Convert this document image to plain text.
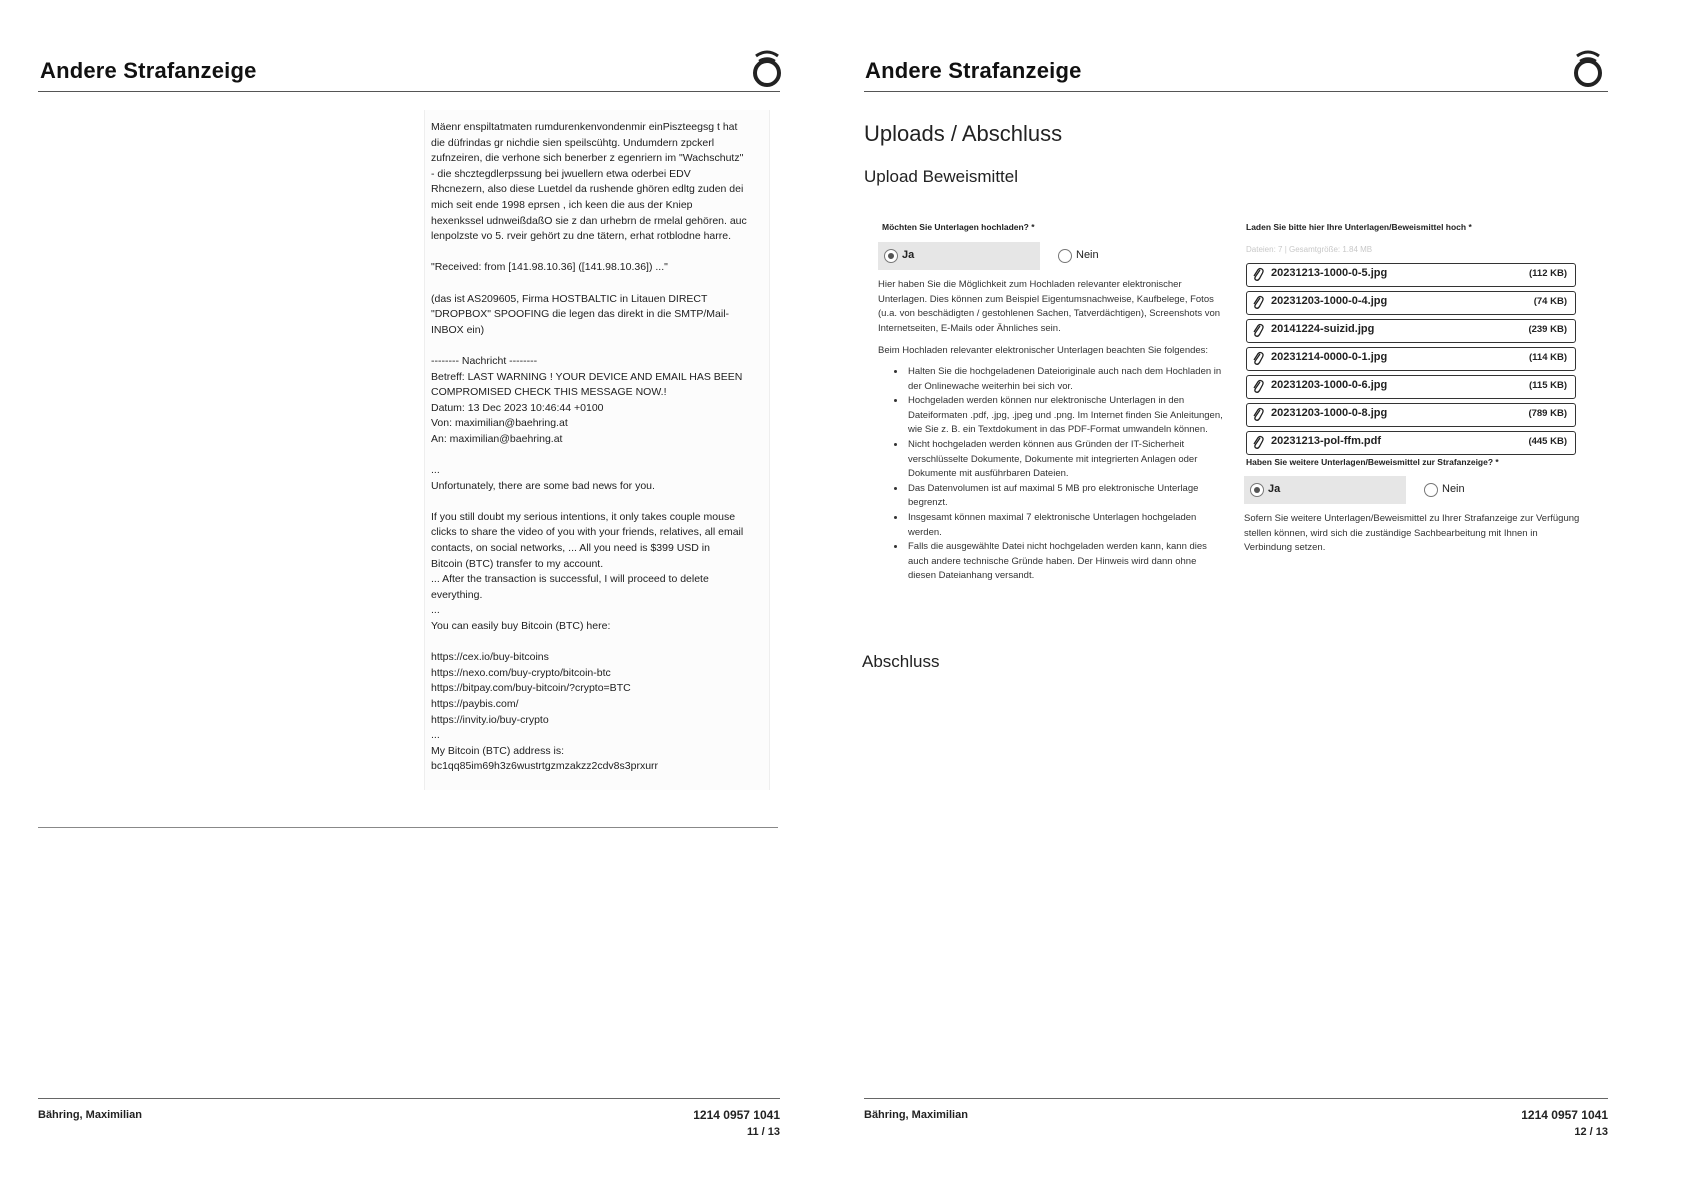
Andere Strafanzeige

Mäenr enspiltatmaten rumdurenkenvondenmir einPiszteegsg t hat

die düfrindas gr nichdie sien speilscühtg. Undumdern zpckerl

zufnzeiren, die verhone sich benerber z egenriern im "Wachschutz"

- die shcztegdlerpssung bei jwuellern etwa oderbei EDV

Rhcnezern, also diese Luetdel da rushende ghören edltg zuden dei

mich seit ende 1998 eprsen , ich keen die aus der Kniep

hexenkssel udnweißdaßO sie z dan urhebrn de rmelal gehören. auc

lenpolzste vo 5. rveir gehört zu dne tätern, erhat rotblodne harre.

"Received: from [141.98.10.36] ([141.98.10.36]) ..."

(das ist AS209605, Firma HOSTBALTIC in Litauen DIRECT

"DROPBOX" SPOOFING die legen das direkt in die SMTP/Mail-

INBOX ein)

-------- Nachricht --------

Betreff: LAST WARNING ! YOUR DEVICE AND EMAIL HAS BEEN

COMPROMISED CHECK THIS MESSAGE NOW.!

Datum: 13 Dec 2023 10:46:44 +0100

Von: maximilian@baehring.at

An: maximilian@baehring.at

...

Unfortunately, there are some bad news for you.

If you still doubt my serious intentions, it only takes couple mouse

clicks to share the video of you with your friends, relatives, all email

contacts, on social networks, ... All you need is $399 USD in

Bitcoin (BTC) transfer to my account.

... After the transaction is successful, I will proceed to delete

everything.

...

You can easily buy Bitcoin (BTC) here:

https://cex.io/buy-bitcoins

https://nexo.com/buy-crypto/bitcoin-btc

https://bitpay.com/buy-bitcoin/?crypto=BTC

https://paybis.com/

https://invity.io/buy-crypto

...

My Bitcoin (BTC) address is:

bc1qq85im69h3z6wustrtgzmzakzz2cdv8s3prxurr

Bähring, Maximilian	1214 0957 1041
11 / 13
Andere Strafanzeige
Uploads / Abschluss
Upload Beweismittel
Möchten Sie Unterlagen hochladen? *
Ja	Nein

Hier haben Sie die Möglichkeit zum Hochladen relevanter elektronischer Unterlagen. Dies können zum Beispiel Eigentumsnachweise, Kaufbelege, Fotos (u.a. von beschädigten / gestohlenen Sachen, Tatverdächtigen), Screenshots von Internetseiten, E-Mails oder Ähnliches sein.

Beim Hochladen relevanter elektronischer Unterlagen beachten Sie folgendes:

• Halten Sie die hochgeladenen Dateioriginale auch nach dem Hochladen in der Onlinewache weiterhin bei sich vor.
• Hochgeladen werden können nur elektronische Unterlagen in den Dateiformaten .pdf, .jpg, .jpeg und .png. Im Internet finden Sie Anleitungen, wie Sie z. B. ein Textdokument in das PDF-Format umwandeln können.
• Nicht hochgeladen werden können aus Gründen der IT-Sicherheit verschlüsselte Dokumente, Dokumente mit integrierten Anlagen oder Dokumente mit ausführbaren Dateien.
• Das Datenvolumen ist auf maximal 5 MB pro elektronische Unterlage begrenzt.
• Insgesamt können maximal 7 elektronische Unterlagen hochgeladen werden.
• Falls die ausgewählte Datei nicht hochgeladen werden kann, kann dies auch andere technische Gründe haben. Der Hinweis wird dann ohne diesen Dateianhang versandt.
Laden Sie bitte hier Ihre Unterlagen/Beweismittel hoch *
Dateien: 7 | Gesamtgröße: 1.84 MB
20231213-1000-0-5.jpg	(112 KB)
20231203-1000-0-4.jpg	(74 KB)
20141224-suizid.jpg	(239 KB)
20231214-0000-0-1.jpg	(114 KB)
20231203-1000-0-6.jpg	(115 KB)
20231203-1000-0-8.jpg	(789 KB)
20231213-pol-ffm.pdf	(445 KB)
Haben Sie weitere Unterlagen/Beweismittel zur Strafanzeige? *
Ja	Nein
Sofern Sie weitere Unterlagen/Beweismittel zu Ihrer Strafanzeige zur Verfügung stellen können, wird sich die zuständige Sachbearbeitung mit Ihnen in Verbindung setzen.
Abschluss
Bähring, Maximilian	1214 0957 1041
12 / 13
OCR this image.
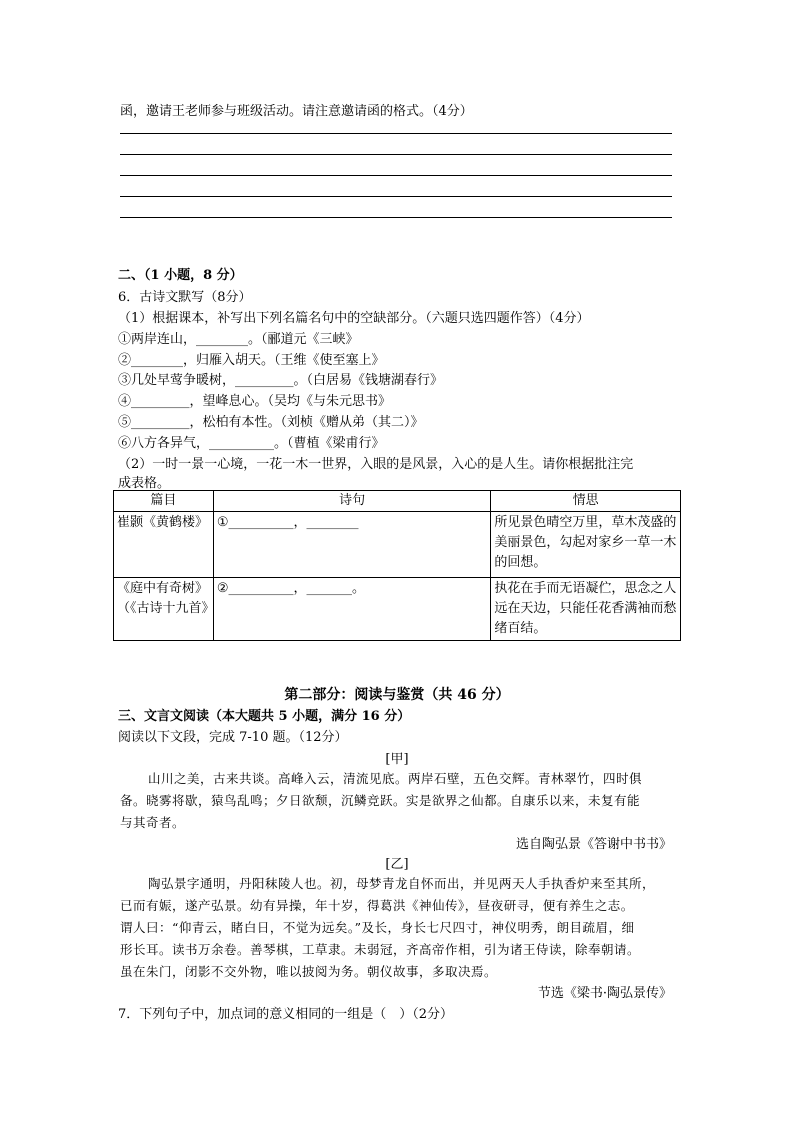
函，邀请王老师参与班级活动。请注意邀请函的格式。（4分）
二、（1 小题，8 分）
6．古诗文默写（8分）
（1）根据课本，补写出下列名篇名句中的空缺部分。（六题只选四题作答）（4分）
①两岸连山，________。（郦道元《三峡》
②________，归雁入胡天。（王维《使至塞上》
③几处早莺争暖树，_________。（白居易《钱塘湖春行》
④_________，望峰息心。（吴均《与朱元思书》
⑤_________，松柏有本性。（刘桢《赠从弟（其二）》
⑥八方各异气，__________。（曹植《梁甫行》
（2）一时一景一心境，一花一木一世界，入眼的是风景，入心的是人生。请你根据批注完
成表格。
篇目	诗句	情思
崔颢《黄鹤楼》	①__________，________	所见景色晴空万里，草木茂盛的美丽景色，勾起对家乡一草一木的回想。
《庭中有奇树》（《古诗十九首》	②__________，_______。	执花在手而无语凝伫，思念之人远在天边，只能任花香满袖而愁绪百结。
第二部分：阅读与鉴赏（共 46 分）
三、文言文阅读（本大题共 5 小题，满分 16 分）
阅读以下文段，完成 7-10 题。（12分）
[甲]
山川之美，古来共谈。高峰入云，清流见底。两岸石壁，五色交辉。青林翠竹，四时俱
备。晓雾将歇，猿鸟乱鸣；夕日欲颓，沉鳞竞跃。实是欲界之仙都。自康乐以来，未复有能
与其奇者。
选自陶弘景《答谢中书书》
[乙]
陶弘景字通明，丹阳秣陵人也。初，母梦青龙自怀而出，并见两天人手执香炉来至其所，
已而有娠，遂产弘景。幼有异操，年十岁，得葛洪《神仙传》，昼夜研寻，便有养生之志。
谓人曰：“仰青云，睹白日，不觉为远矣。”及长，身长七尺四寸，神仪明秀，朗目疏眉，细
形长耳。读书万余卷。善琴棋，工草隶。未弱冠，齐高帝作相，引为诸王侍读，除奉朝请。
虽在朱门，闭影不交外物，唯以披阅为务。朝仪故事，多取决焉。
节选《梁书·陶弘景传》
7．下列句子中，加点词的意义相同的一组是（　）（2分）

[What is asked] Only lines with the word "weitere" are wanted, so copy each one from the records.

[Solution to this problem]
Haben Sie weitere Unterlagen/Beweismittel zur Strafanzeige? *
Sofern Sie weitere Unterlagen/Beweismittel zu Ihrer Strafanzeige zur Verfügung stellen können, wird sich die zuständige Sachbearbeitung mit Ihnen in Verbindung setzen.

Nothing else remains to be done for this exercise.